Records supplied:
══════

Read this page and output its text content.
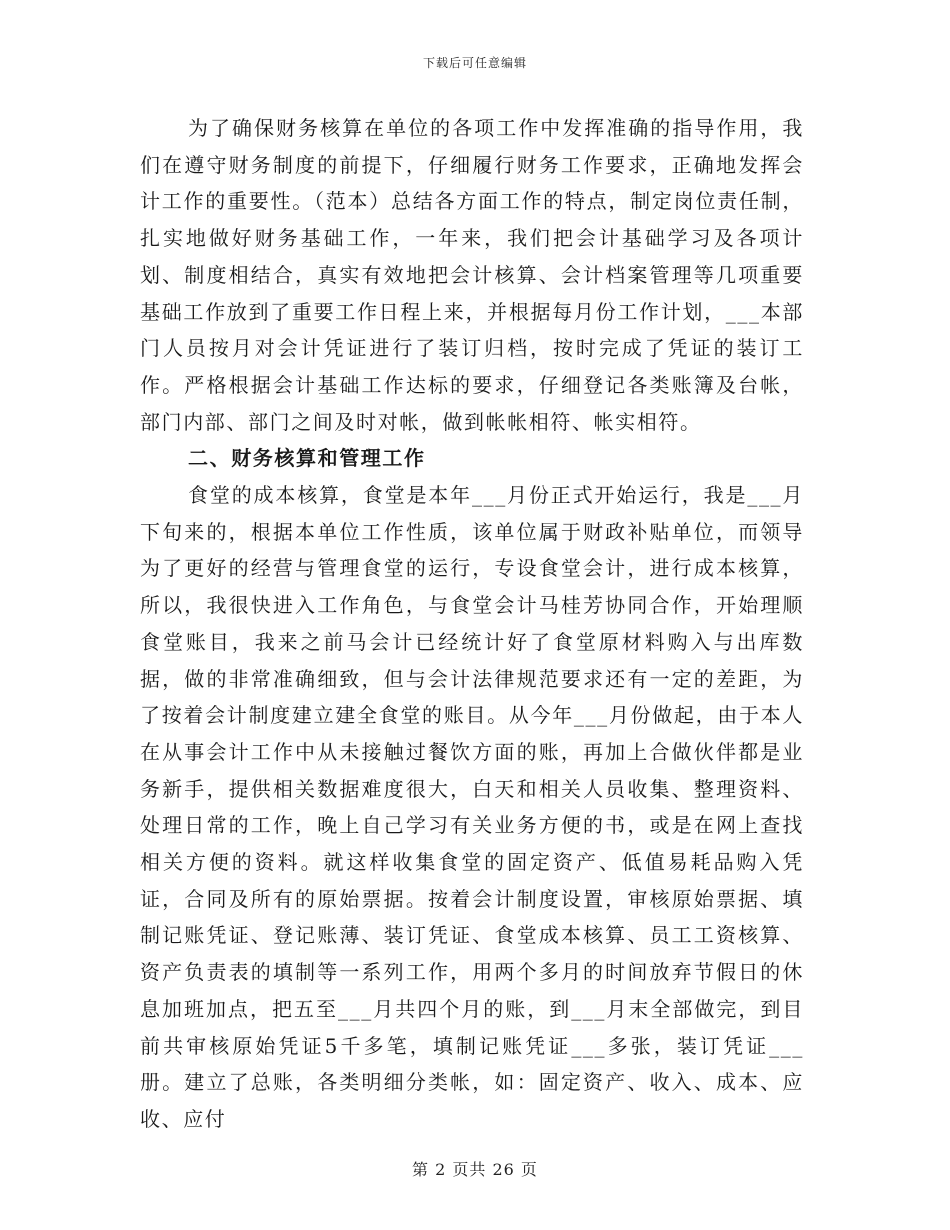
下载后可任意编辑

为了确保财务核算在单位的各项工作中发挥准确的指导作用，我们在遵守财务制度的前提下，仔细履行财务工作要求，正确地发挥会计工作的重要性。（范本）总结各方面工作的特点，制定岗位责任制，扎实地做好财务基础工作，一年来，我们把会计基础学习及各项计划、制度相结合，真实有效地把会计核算、会计档案管理等几项重要基础工作放到了重要工作日程上来，并根据每月份工作计划，___本部门人员按月对会计凭证进行了装订归档，按时完成了凭证的装订工作。严格根据会计基础工作达标的要求，仔细登记各类账簿及台帐，部门内部、部门之间及时对帐，做到帐帐相符、帐实相符。

二、财务核算和管理工作

食堂的成本核算，食堂是本年___月份正式开始运行，我是___月下旬来的，根据本单位工作性质，该单位属于财政补贴单位，而领导为了更好的经营与管理食堂的运行，专设食堂会计，进行成本核算，所以，我很快进入工作角色，与食堂会计马桂芳协同合作，开始理顺食堂账目，我来之前马会计已经统计好了食堂原材料购入与出库数据，做的非常准确细致，但与会计法律规范要求还有一定的差距，为了按着会计制度建立建全食堂的账目。从今年___月份做起，由于本人在从事会计工作中从未接触过餐饮方面的账，再加上合做伙伴都是业务新手，提供相关数据难度很大，白天和相关人员收集、整理资料、处理日常的工作，晚上自己学习有关业务方便的书，或是在网上查找相关方便的资料。就这样收集食堂的固定资产、低值易耗品购入凭证，合同及所有的原始票据。按着会计制度设置，审核原始票据、填制记账凭证、登记账薄、装订凭证、食堂成本核算、员工工资核算、资产负责表的填制等一系列工作，用两个多月的时间放弃节假日的休息加班加点，把五至___月共四个月的账，到___月末全部做完，到目前共审核原始凭证5千多笔，填制记账凭证___多张，装订凭证___册。建立了总账，各类明细分类帐，如：固定资产、收入、成本、应收、应付

第 2 页共 26 页
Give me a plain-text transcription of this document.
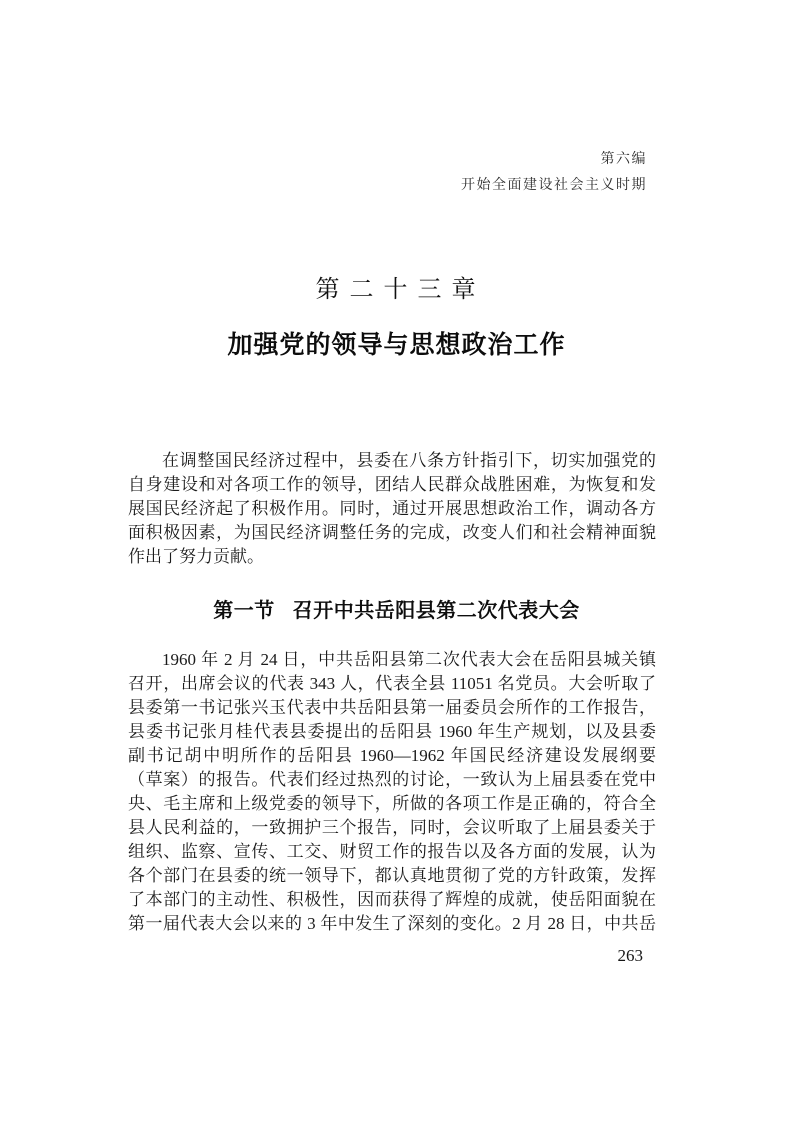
第六编
开始全面建设社会主义时期
第 二 十 三 章
加强党的领导与思想政治工作
在调整国民经济过程中，县委在八条方针指引下，切实加强党的
自身建设和对各项工作的领导，团结人民群众战胜困难，为恢复和发
展国民经济起了积极作用。同时，通过开展思想政治工作，调动各方
面积极因素，为国民经济调整任务的完成，改变人们和社会精神面貌
作出了努力贡献。
第一节 召开中共岳阳县第二次代表大会
1960 年 2 月 24 日，中共岳阳县第二次代表大会在岳阳县城关镇
召开，出席会议的代表 343 人，代表全县 11051 名党员。大会听取了
县委第一书记张兴玉代表中共岳阳县第一届委员会所作的工作报告，
县委书记张月桂代表县委提出的岳阳县 1960 年生产规划，以及县委
副书记胡中明所作的岳阳县 1960—1962 年国民经济建设发展纲要
（草案）的报告。代表们经过热烈的讨论，一致认为上届县委在党中
央、毛主席和上级党委的领导下，所做的各项工作是正确的，符合全
县人民利益的，一致拥护三个报告，同时，会议听取了上届县委关于
组织、监察、宣传、工交、财贸工作的报告以及各方面的发展，认为
各个部门在县委的统一领导下，都认真地贯彻了党的方针政策，发挥
了本部门的主动性、积极性，因而获得了辉煌的成就，使岳阳面貌在
第一届代表大会以来的 3 年中发生了深刻的变化。2 月 28 日，中共岳
263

══════

Given request: Of all the lines above, how many contain the word "this"? Answer with only the number.

Complete answer: 2